* Stated exercise:
Reproduce all the lines below exactly and omit the images.

Data entries
• • •
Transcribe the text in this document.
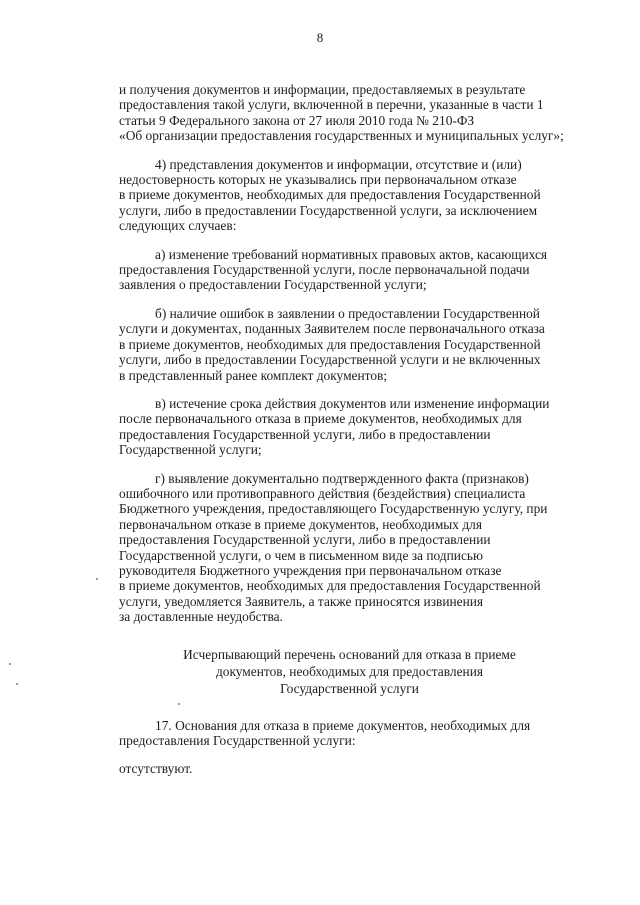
8

и получения документов и информации, предоставляемых в результате
предоставления такой услуги, включенной в перечни, указанные в части 1
статьи 9 Федерального закона от 27 июля 2010 года № 210-ФЗ
«Об организации предоставления государственных и муниципальных услуг»;

4) представления документов и информации, отсутствие и (или)
недостоверность которых не указывались при первоначальном отказе
в приеме документов, необходимых для предоставления Государственной
услуги, либо в предоставлении Государственной услуги, за исключением
следующих случаев:

а) изменение требований нормативных правовых актов, касающихся
предоставления Государственной услуги, после первоначальной подачи
заявления о предоставлении Государственной услуги;

б) наличие ошибок в заявлении о предоставлении Государственной
услуги и документах, поданных Заявителем после первоначального отказа
в приеме документов, необходимых для предоставления Государственной
услуги, либо в предоставлении Государственной услуги и не включенных
в представленный ранее комплект документов;

в) истечение срока действия документов или изменение информации
после первоначального отказа в приеме документов, необходимых для
предоставления Государственной услуги, либо в предоставлении
Государственной услуги;

г) выявление документально подтвержденного факта (признаков)
ошибочного или противоправного действия (бездействия) специалиста
Бюджетного учреждения, предоставляющего Государственную услугу, при
первоначальном отказе в приеме документов, необходимых для
предоставления Государственной услуги, либо в предоставлении
Государственной услуги, о чем в письменном виде за подписью
руководителя Бюджетного учреждения при первоначальном отказе
в приеме документов, необходимых для предоставления Государственной
услуги, уведомляется Заявитель, а также приносятся извинения
за доставленные неудобства.

Исчерпывающий перечень оснований для отказа в приеме
документов, необходимых для предоставления
Государственной услуги

17. Основания для отказа в приеме документов, необходимых для
предоставления Государственной услуги:

отсутствуют.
• • •
* Expected answer:
Transcribe the text in this document.
8

и получения документов и информации, предоставляемых в результате
предоставления такой услуги, включенной в перечни, указанные в части 1
статьи 9 Федерального закона от 27 июля 2010 года № 210-ФЗ
«Об организации предоставления государственных и муниципальных услуг»;

4) представления документов и информации, отсутствие и (или)
недостоверность которых не указывались при первоначальном отказе
в приеме документов, необходимых для предоставления Государственной
услуги, либо в предоставлении Государственной услуги, за исключением
следующих случаев:

а) изменение требований нормативных правовых актов, касающихся
предоставления Государственной услуги, после первоначальной подачи
заявления о предоставлении Государственной услуги;

б) наличие ошибок в заявлении о предоставлении Государственной
услуги и документах, поданных Заявителем после первоначального отказа
в приеме документов, необходимых для предоставления Государственной
услуги, либо в предоставлении Государственной услуги и не включенных
в представленный ранее комплект документов;

в) истечение срока действия документов или изменение информации
после первоначального отказа в приеме документов, необходимых для
предоставления Государственной услуги, либо в предоставлении
Государственной услуги;

г) выявление документально подтвержденного факта (признаков)
ошибочного или противоправного действия (бездействия) специалиста
Бюджетного учреждения, предоставляющего Государственную услугу, при
первоначальном отказе в приеме документов, необходимых для
предоставления Государственной услуги, либо в предоставлении
Государственной услуги, о чем в письменном виде за подписью
руководителя Бюджетного учреждения при первоначальном отказе
в приеме документов, необходимых для предоставления Государственной
услуги, уведомляется Заявитель, а также приносятся извинения
за доставленные неудобства.

Исчерпывающий перечень оснований для отказа в приеме
документов, необходимых для предоставления
Государственной услуги

17. Основания для отказа в приеме документов, необходимых для
предоставления Государственной услуги:

отсутствуют.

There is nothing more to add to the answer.